Written problem:
Each line that holds the word "Louisville" counts once. Give the total number of such lines and nothing else.

Material for this task:
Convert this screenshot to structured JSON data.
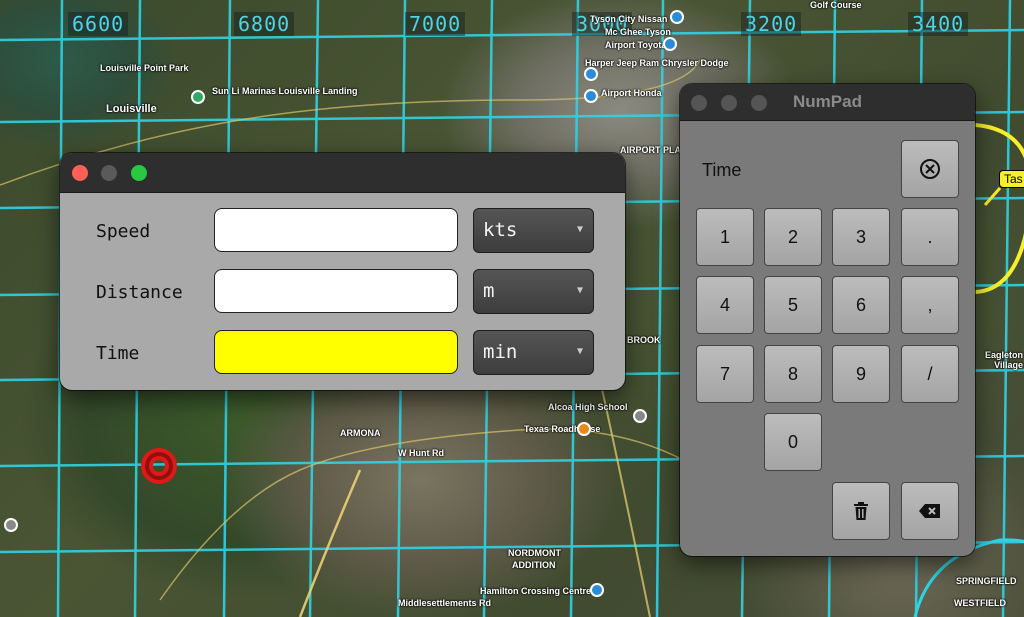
{
  "map": {
    "grid_numbers": [
      "6600",
      "6800",
      "7000",
      "3000",
      "3200",
      "3400"
    ],
    "labels": [
      "Louisville Point Park",
      "Sun Li Marinas Louisville Landing",
      "Louisville",
      "Harper Jeep Ram Chrysler Dodge",
      "Airport Honda",
      "Airport Toyota",
      "Tyson City Nissan",
      "Mc Ghee Tyson",
      "AIRPORT PLAZA",
      "ARMONA",
      "Alcoa High School",
      "Texas Roadhouse",
      "Hamilton Crossing Centre",
      "ADDITION",
      "NORDMONT",
      "SPRINGFIELD",
      "WESTFIELD",
      "Eagleton Village",
      "Golf Course",
      "BROOK",
      "W Hunt Rd",
      "Middlesettlements Rd"
    ],
    "waypoint_tag": "Tas"
  },
  "calculator": {
    "rows": [
      {
        "label": "Speed",
        "value": "",
        "unit": "kts"
      },
      {
        "label": "Distance",
        "value": "",
        "unit": "m"
      },
      {
        "label": "Time",
        "value": "",
        "unit": "min"
      }
    ]
  },
  "numpad": {
    "title": "NumPad",
    "active_field": "Time",
    "keys": [
      "1",
      "2",
      "3",
      ".",
      "4",
      "5",
      "6",
      ",",
      "7",
      "8",
      "9",
      "/",
      "0"
    ],
    "clear_icon": "circle-x-icon",
    "trash_icon": "trash-icon",
    "backspace_icon": "backspace-icon"
  },
  "colors": {
    "grid_line": "#2fd3e6",
    "time_field_highlight": "#ffff00",
    "close_light": "#ff5f57",
    "minimize_light": "#5a5a5a",
    "zoom_light": "#28c840",
    "target": "#e01818",
    "tag": "#f7ef2a"
  }
}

Correct answer:
3